[Data extracted from a collection]

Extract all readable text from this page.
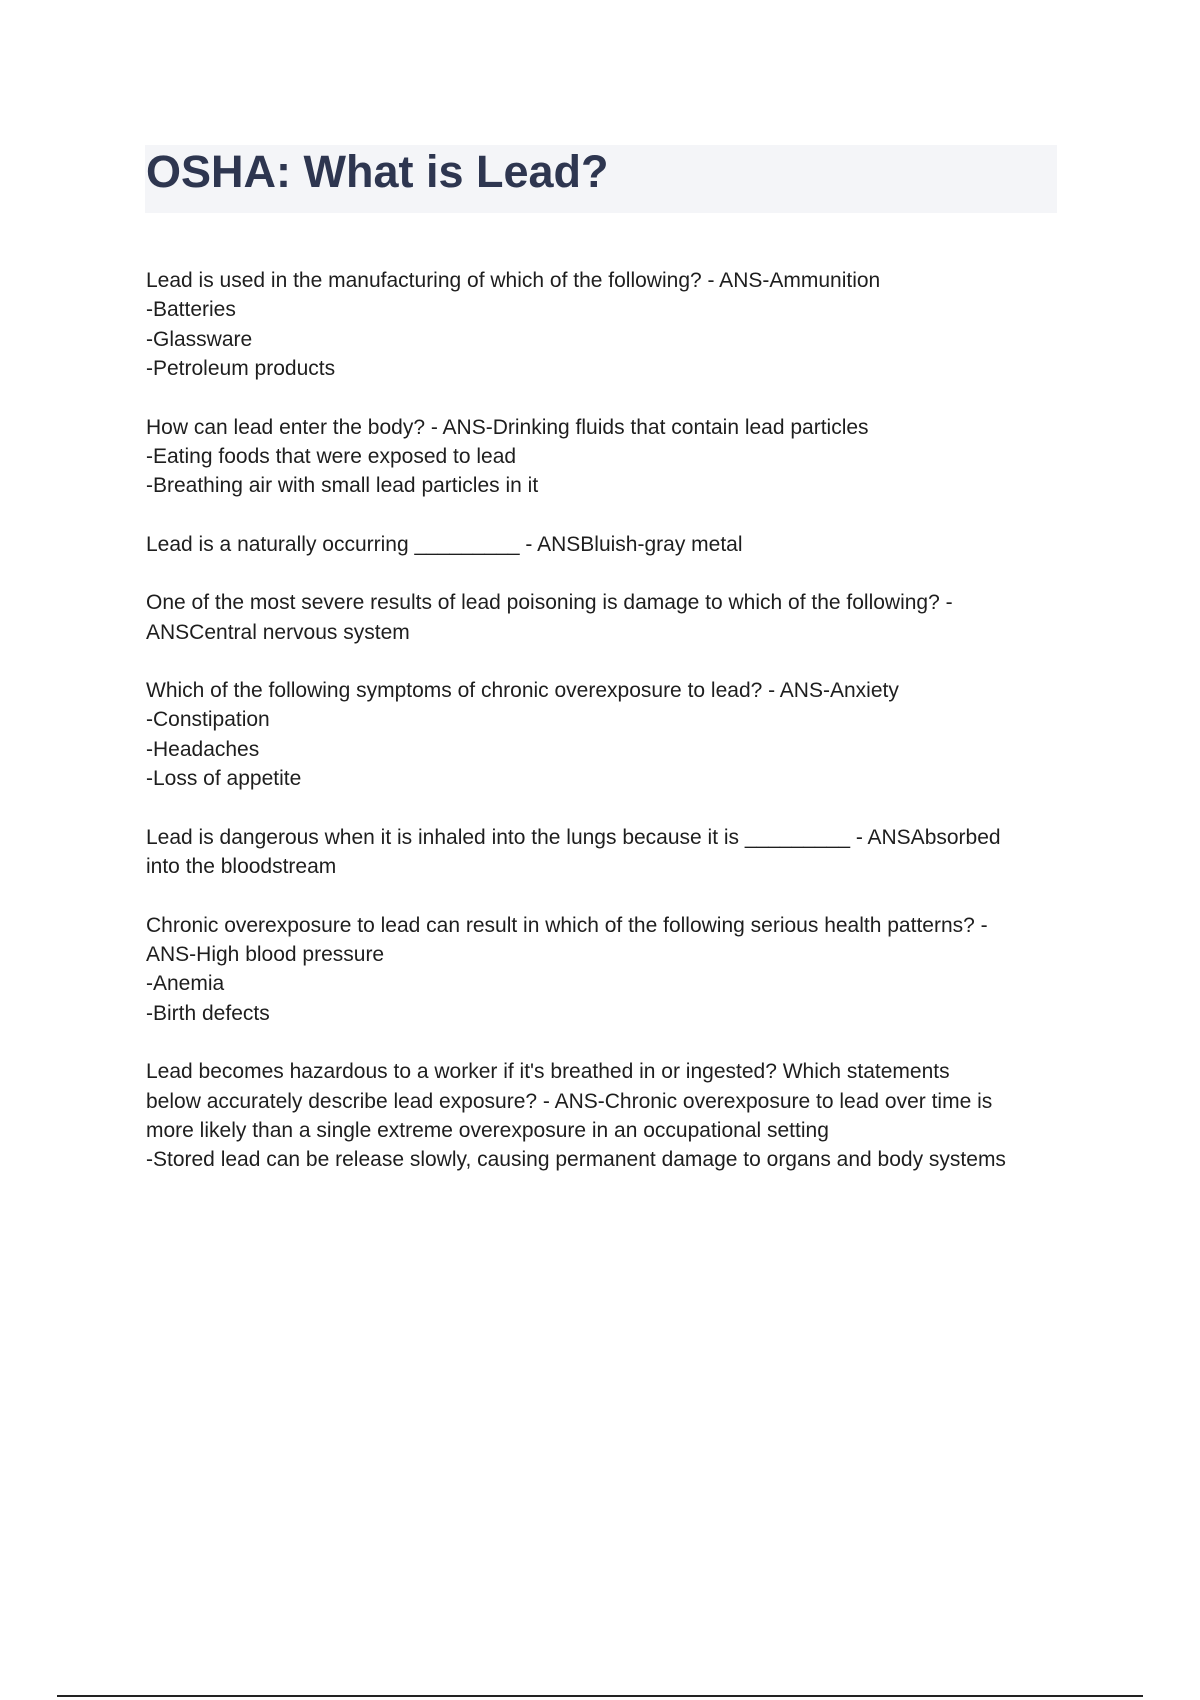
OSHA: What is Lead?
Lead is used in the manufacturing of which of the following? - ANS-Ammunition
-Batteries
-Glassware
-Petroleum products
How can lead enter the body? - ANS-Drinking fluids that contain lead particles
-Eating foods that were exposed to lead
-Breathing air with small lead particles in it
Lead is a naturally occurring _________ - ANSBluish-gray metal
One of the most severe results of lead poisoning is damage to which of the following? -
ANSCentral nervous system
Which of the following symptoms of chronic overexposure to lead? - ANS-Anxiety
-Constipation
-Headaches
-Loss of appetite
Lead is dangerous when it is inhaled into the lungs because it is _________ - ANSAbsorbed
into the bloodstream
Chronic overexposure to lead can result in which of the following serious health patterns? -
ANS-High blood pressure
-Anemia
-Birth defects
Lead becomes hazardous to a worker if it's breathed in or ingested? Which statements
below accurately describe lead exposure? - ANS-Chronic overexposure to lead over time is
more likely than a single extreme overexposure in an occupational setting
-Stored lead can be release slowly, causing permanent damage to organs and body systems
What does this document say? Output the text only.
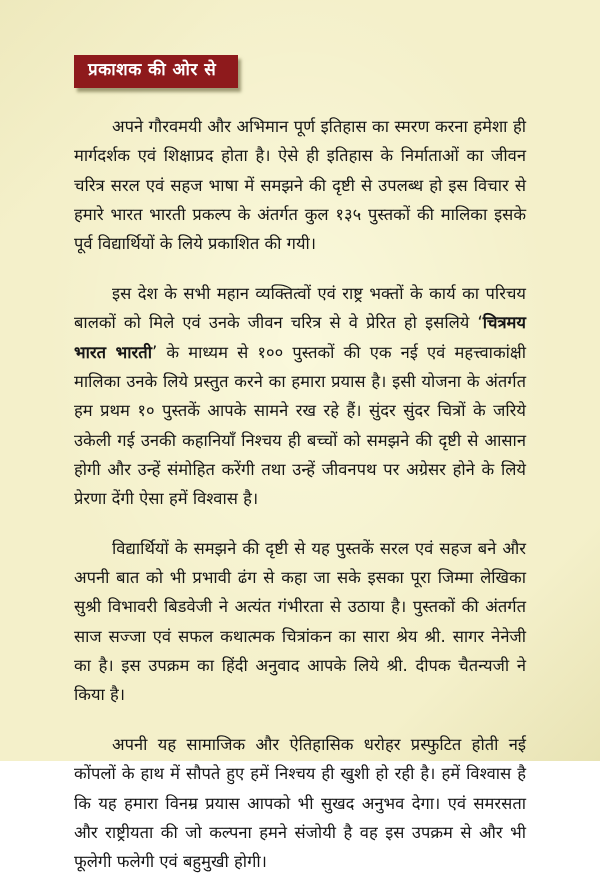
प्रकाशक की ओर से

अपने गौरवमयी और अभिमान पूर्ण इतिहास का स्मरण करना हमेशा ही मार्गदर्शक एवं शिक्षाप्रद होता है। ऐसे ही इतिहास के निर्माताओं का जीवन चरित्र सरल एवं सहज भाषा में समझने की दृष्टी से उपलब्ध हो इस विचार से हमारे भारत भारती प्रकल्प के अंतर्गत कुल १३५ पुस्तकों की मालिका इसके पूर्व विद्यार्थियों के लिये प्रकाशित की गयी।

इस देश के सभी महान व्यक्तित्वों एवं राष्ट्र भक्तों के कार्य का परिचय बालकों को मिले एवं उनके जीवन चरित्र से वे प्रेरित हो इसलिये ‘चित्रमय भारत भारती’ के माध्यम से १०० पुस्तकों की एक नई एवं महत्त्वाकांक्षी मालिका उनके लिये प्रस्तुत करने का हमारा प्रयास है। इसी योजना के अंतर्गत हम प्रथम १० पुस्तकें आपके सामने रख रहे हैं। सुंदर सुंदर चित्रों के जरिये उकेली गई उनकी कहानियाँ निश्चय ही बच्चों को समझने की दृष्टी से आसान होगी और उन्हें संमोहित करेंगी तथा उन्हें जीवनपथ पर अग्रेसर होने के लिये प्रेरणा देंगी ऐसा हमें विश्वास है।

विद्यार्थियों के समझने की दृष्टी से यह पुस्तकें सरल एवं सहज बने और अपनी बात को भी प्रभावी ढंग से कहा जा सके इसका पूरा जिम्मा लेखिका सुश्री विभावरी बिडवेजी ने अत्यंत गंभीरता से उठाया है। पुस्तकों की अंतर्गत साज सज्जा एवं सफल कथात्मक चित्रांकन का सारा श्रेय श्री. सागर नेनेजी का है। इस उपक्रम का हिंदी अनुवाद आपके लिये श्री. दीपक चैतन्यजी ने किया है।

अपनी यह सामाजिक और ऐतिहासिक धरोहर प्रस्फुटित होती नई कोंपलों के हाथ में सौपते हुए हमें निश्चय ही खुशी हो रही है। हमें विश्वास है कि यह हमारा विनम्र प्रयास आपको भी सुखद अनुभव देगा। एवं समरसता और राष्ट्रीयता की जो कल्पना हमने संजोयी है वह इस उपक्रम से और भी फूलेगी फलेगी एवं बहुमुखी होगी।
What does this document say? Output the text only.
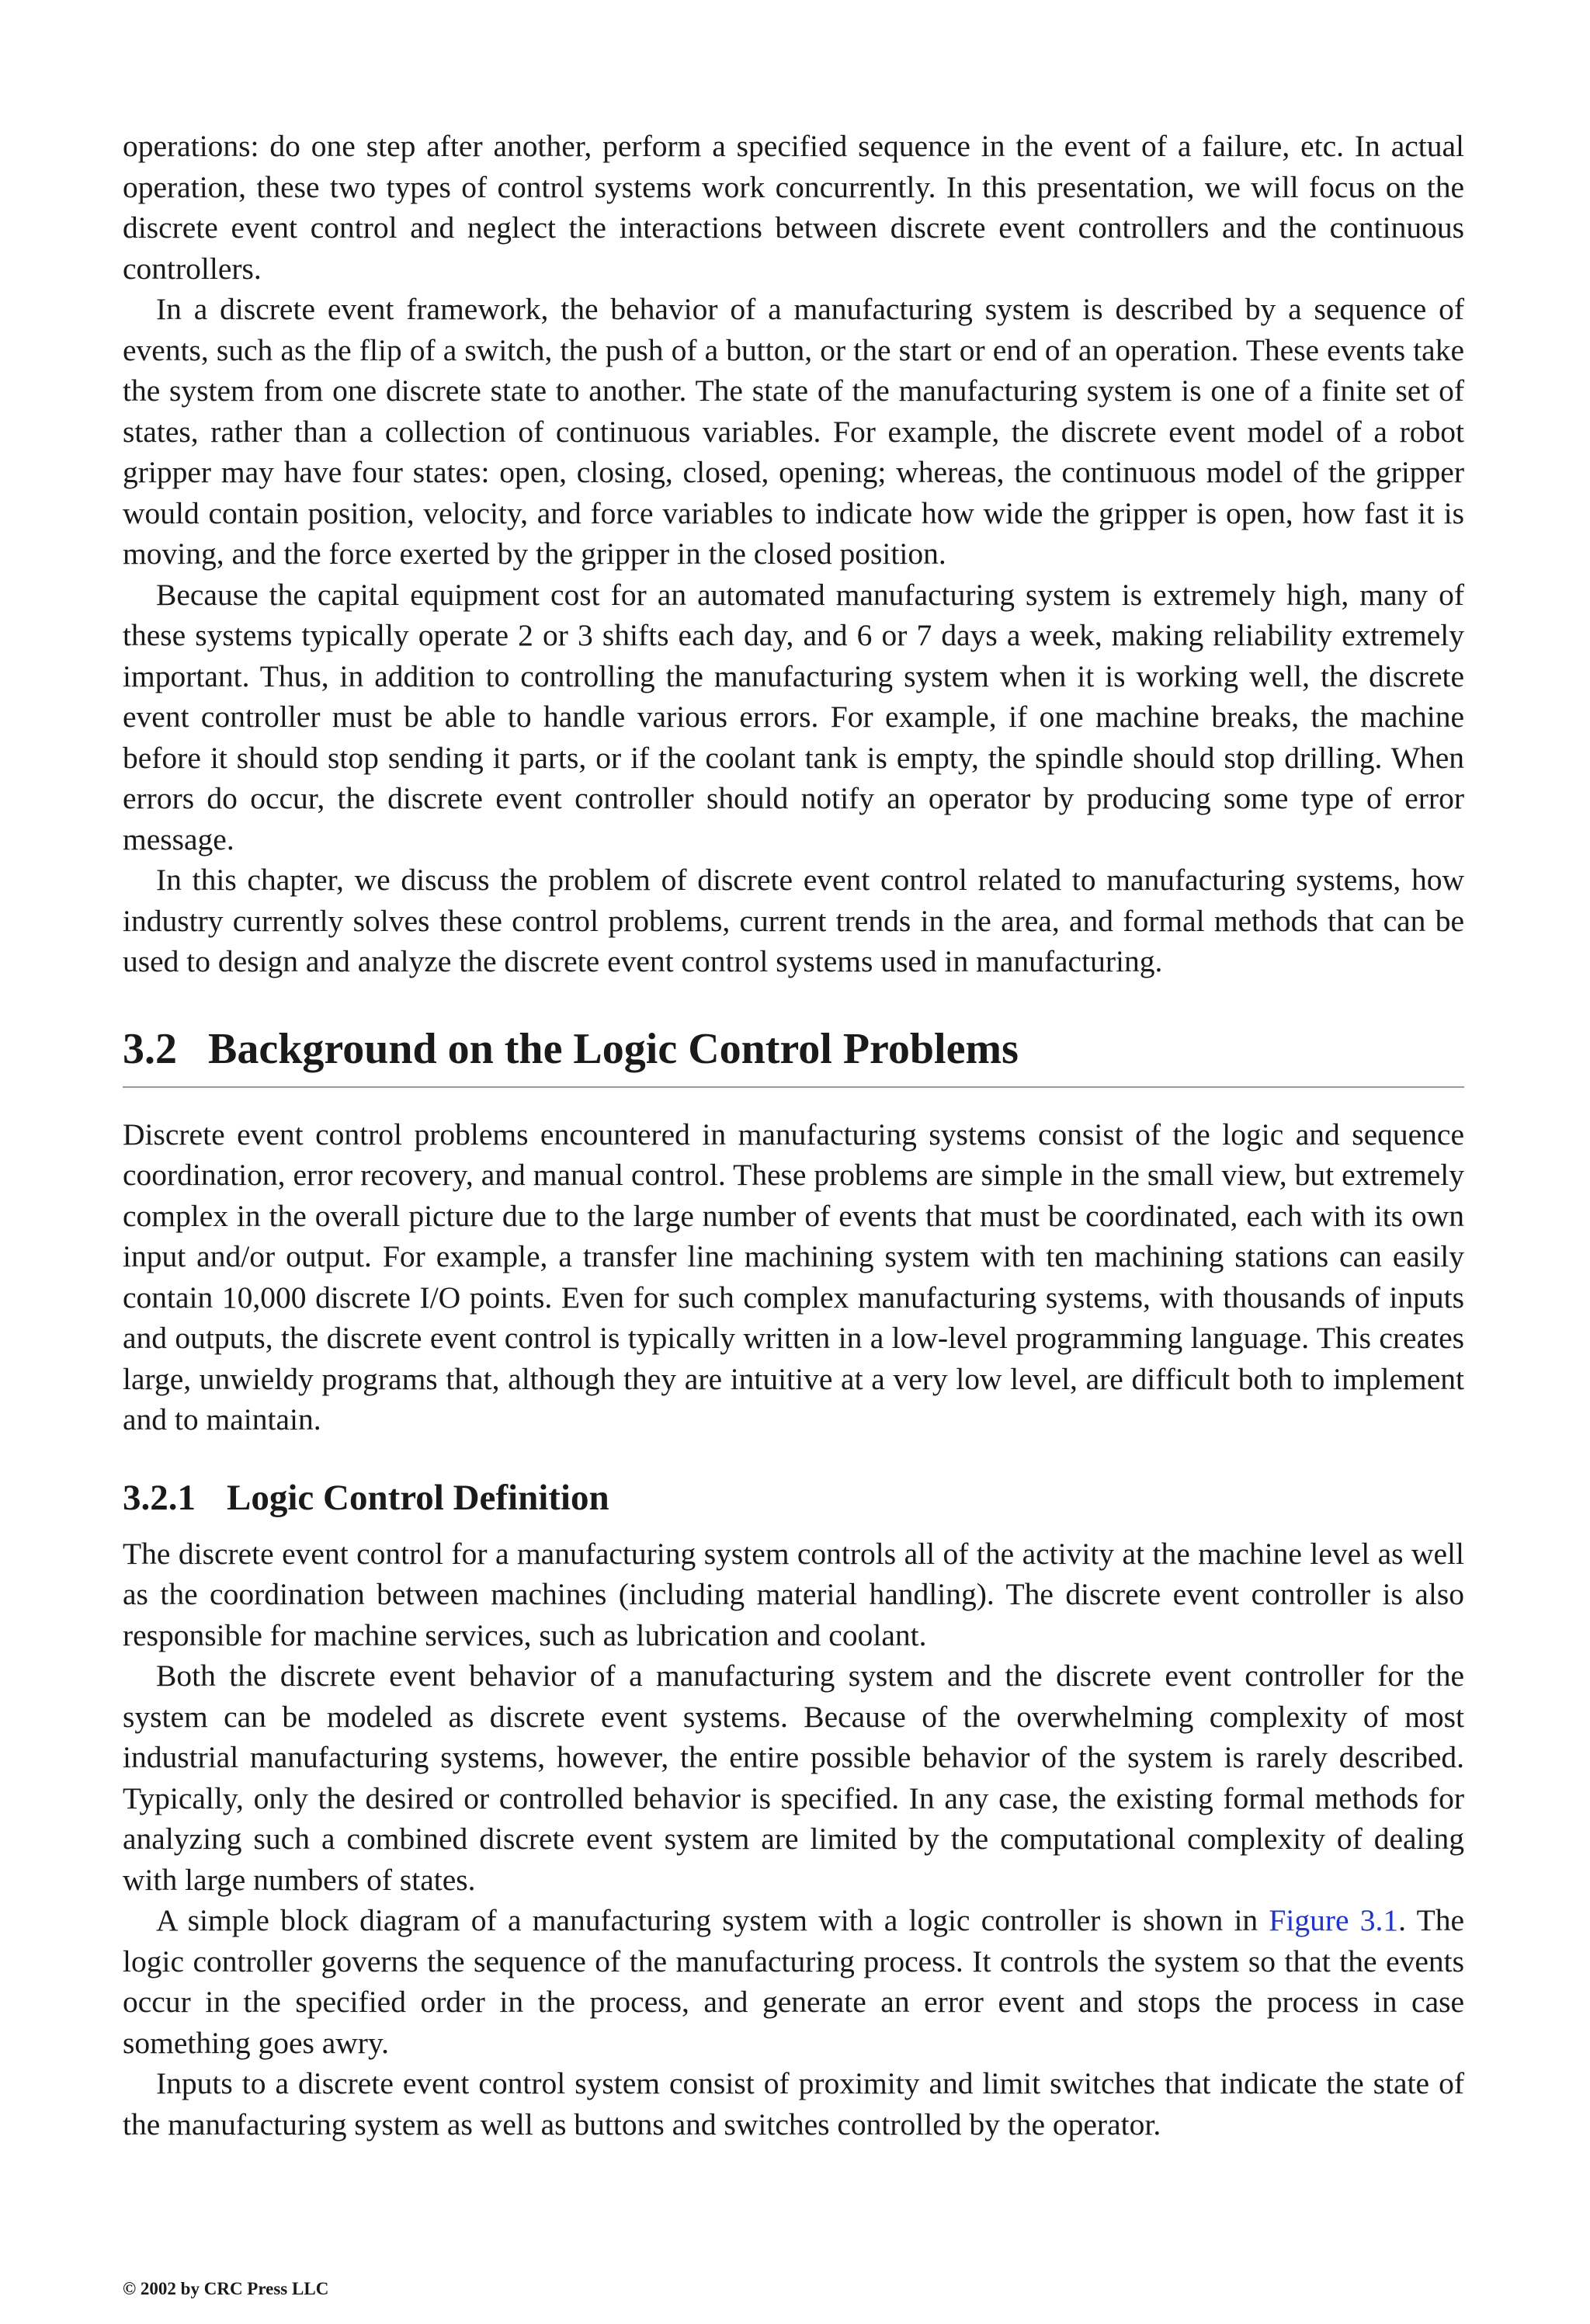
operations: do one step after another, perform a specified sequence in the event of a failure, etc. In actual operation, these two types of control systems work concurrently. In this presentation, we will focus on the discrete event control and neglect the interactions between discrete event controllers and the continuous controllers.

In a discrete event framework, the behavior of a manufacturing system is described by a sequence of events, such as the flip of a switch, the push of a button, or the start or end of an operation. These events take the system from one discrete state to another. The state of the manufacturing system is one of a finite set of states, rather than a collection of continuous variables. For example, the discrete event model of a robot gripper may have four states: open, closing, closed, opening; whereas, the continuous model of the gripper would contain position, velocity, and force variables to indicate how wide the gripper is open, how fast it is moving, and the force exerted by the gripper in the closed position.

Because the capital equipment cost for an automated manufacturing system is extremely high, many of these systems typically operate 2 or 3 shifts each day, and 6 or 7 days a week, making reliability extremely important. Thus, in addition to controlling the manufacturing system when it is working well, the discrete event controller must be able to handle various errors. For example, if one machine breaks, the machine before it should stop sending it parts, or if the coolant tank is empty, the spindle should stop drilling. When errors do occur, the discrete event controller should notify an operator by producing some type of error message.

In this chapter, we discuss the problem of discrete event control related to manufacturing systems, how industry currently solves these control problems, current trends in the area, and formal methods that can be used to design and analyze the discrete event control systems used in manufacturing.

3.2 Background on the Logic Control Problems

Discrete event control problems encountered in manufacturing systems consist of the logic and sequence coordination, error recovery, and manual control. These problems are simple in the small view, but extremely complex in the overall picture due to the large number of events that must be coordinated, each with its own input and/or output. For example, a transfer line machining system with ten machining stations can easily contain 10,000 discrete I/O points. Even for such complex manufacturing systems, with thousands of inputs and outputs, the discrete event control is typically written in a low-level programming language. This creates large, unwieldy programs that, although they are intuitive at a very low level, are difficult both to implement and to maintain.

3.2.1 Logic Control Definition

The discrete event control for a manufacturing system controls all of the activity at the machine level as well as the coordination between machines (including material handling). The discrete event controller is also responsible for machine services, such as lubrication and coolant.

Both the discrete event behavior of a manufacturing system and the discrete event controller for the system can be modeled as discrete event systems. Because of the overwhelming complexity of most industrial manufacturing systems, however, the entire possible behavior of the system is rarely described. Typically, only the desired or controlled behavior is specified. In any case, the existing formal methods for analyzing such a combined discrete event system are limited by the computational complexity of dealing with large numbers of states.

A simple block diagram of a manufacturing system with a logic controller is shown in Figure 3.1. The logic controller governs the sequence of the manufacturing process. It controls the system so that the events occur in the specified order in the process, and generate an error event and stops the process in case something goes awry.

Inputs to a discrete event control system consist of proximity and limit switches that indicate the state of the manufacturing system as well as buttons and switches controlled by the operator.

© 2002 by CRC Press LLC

_TASK BRIEF:_
Restate the data above word for word. Skip every picture.

_REPLY TO THE TASK:_
Extract all readable text from this page.
OSHA: What is Lead?
Lead is used in the manufacturing of which of the following? - ANS-Ammunition
-Batteries
-Glassware
-Petroleum products
How can lead enter the body? - ANS-Drinking fluids that contain lead particles
-Eating foods that were exposed to lead
-Breathing air with small lead particles in it
Lead is a naturally occurring _________ - ANSBluish-gray metal
One of the most severe results of lead poisoning is damage to which of the following? -
ANSCentral nervous system
Which of the following symptoms of chronic overexposure to lead? - ANS-Anxiety
-Constipation
-Headaches
-Loss of appetite
Lead is dangerous when it is inhaled into the lungs because it is _________ - ANSAbsorbed
into the bloodstream
Chronic overexposure to lead can result in which of the following serious health patterns? -
ANS-High blood pressure
-Anemia
-Birth defects
Lead becomes hazardous to a worker if it's breathed in or ingested? Which statements
below accurately describe lead exposure? - ANS-Chronic overexposure to lead over time is
more likely than a single extreme overexposure in an occupational setting
-Stored lead can be release slowly, causing permanent damage to organs and body systems
What does this document say? Output the text only.
प्रकाशक की ओर से

अपने गौरवमयी और अभिमान पूर्ण इतिहास का स्मरण करना हमेशा ही मार्गदर्शक एवं शिक्षाप्रद होता है। ऐसे ही इतिहास के निर्माताओं का जीवन चरित्र सरल एवं सहज भाषा में समझने की दृष्टी से उपलब्ध हो इस विचार से हमारे भारत भारती प्रकल्प के अंतर्गत कुल १३५ पुस्तकों की मालिका इसके पूर्व विद्यार्थियों के लिये प्रकाशित की गयी।

इस देश के सभी महान व्यक्तित्वों एवं राष्ट्र भक्तों के कार्य का परिचय बालकों को मिले एवं उनके जीवन चरित्र से वे प्रेरित हो इसलिये ‘चित्रमय भारत भारती’ के माध्यम से १०० पुस्तकों की एक नई एवं महत्त्वाकांक्षी मालिका उनके लिये प्रस्तुत करने का हमारा प्रयास है। इसी योजना के अंतर्गत हम प्रथम १० पुस्तकें आपके सामने रख रहे हैं। सुंदर सुंदर चित्रों के जरिये उकेली गई उनकी कहानियाँ निश्चय ही बच्चों को समझने की दृष्टी से आसान होगी और उन्हें संमोहित करेंगी तथा उन्हें जीवनपथ पर अग्रेसर होने के लिये प्रेरणा देंगी ऐसा हमें विश्वास है।

विद्यार्थियों के समझने की दृष्टी से यह पुस्तकें सरल एवं सहज बने और अपनी बात को भी प्रभावी ढंग से कहा जा सके इसका पूरा जिम्मा लेखिका सुश्री विभावरी बिडवेजी ने अत्यंत गंभीरता से उठाया है। पुस्तकों की अंतर्गत साज सज्जा एवं सफल कथात्मक चित्रांकन का सारा श्रेय श्री. सागर नेनेजी का है। इस उपक्रम का हिंदी अनुवाद आपके लिये श्री. दीपक चैतन्यजी ने किया है।

अपनी यह सामाजिक और ऐतिहासिक धरोहर प्रस्फुटित होती नई कोंपलों के हाथ में सौपते हुए हमें निश्चय ही खुशी हो रही है। हमें विश्वास है कि यह हमारा विनम्र प्रयास आपको भी सुखद अनुभव देगा। एवं समरसता और राष्ट्रीयता की जो कल्पना हमने संजोयी है वह इस उपक्रम से और भी फूलेगी फलेगी एवं बहुमुखी होगी।
What does this document say? Output the text only.
operations: do one step after another, perform a specified sequence in the event of a failure, etc. In actual operation, these two types of control systems work concurrently. In this presentation, we will focus on the discrete event control and neglect the interactions between discrete event controllers and the continuous controllers.

In a discrete event framework, the behavior of a manufacturing system is described by a sequence of events, such as the flip of a switch, the push of a button, or the start or end of an operation. These events take the system from one discrete state to another. The state of the manufacturing system is one of a finite set of states, rather than a collection of continuous variables. For example, the discrete event model of a robot gripper may have four states: open, closing, closed, opening; whereas, the continuous model of the gripper would contain position, velocity, and force variables to indicate how wide the gripper is open, how fast it is moving, and the force exerted by the gripper in the closed position.

Because the capital equipment cost for an automated manufacturing system is extremely high, many of these systems typically operate 2 or 3 shifts each day, and 6 or 7 days a week, making reliability extremely important. Thus, in addition to controlling the manufacturing system when it is working well, the discrete event controller must be able to handle various errors. For example, if one machine breaks, the machine before it should stop sending it parts, or if the coolant tank is empty, the spindle should stop drilling. When errors do occur, the discrete event controller should notify an operator by producing some type of error message.

In this chapter, we discuss the problem of discrete event control related to manufacturing systems, how industry currently solves these control problems, current trends in the area, and formal methods that can be used to design and analyze the discrete event control systems used in manufacturing.

3.2 Background on the Logic Control Problems

Discrete event control problems encountered in manufacturing systems consist of the logic and sequence coordination, error recovery, and manual control. These problems are simple in the small view, but extremely complex in the overall picture due to the large number of events that must be coordinated, each with its own input and/or output. For example, a transfer line machining system with ten machining stations can easily contain 10,000 discrete I/O points. Even for such complex manufacturing systems, with thousands of inputs and outputs, the discrete event control is typically written in a low-level programming language. This creates large, unwieldy programs that, although they are intuitive at a very low level, are difficult both to implement and to maintain.

3.2.1 Logic Control Definition

The discrete event control for a manufacturing system controls all of the activity at the machine level as well as the coordination between machines (including material handling). The discrete event controller is also responsible for machine services, such as lubrication and coolant.

Both the discrete event behavior of a manufacturing system and the discrete event controller for the system can be modeled as discrete event systems. Because of the overwhelming complexity of most industrial manufacturing systems, however, the entire possible behavior of the system is rarely described. Typically, only the desired or controlled behavior is specified. In any case, the existing formal methods for analyzing such a combined discrete event system are limited by the computational complexity of dealing with large numbers of states.

A simple block diagram of a manufacturing system with a logic controller is shown in Figure 3.1. The logic controller governs the sequence of the manufacturing process. It controls the system so that the events occur in the specified order in the process, and generate an error event and stops the process in case something goes awry.

Inputs to a discrete event control system consist of proximity and limit switches that indicate the state of the manufacturing system as well as buttons and switches controlled by the operator.

© 2002 by CRC Press LLC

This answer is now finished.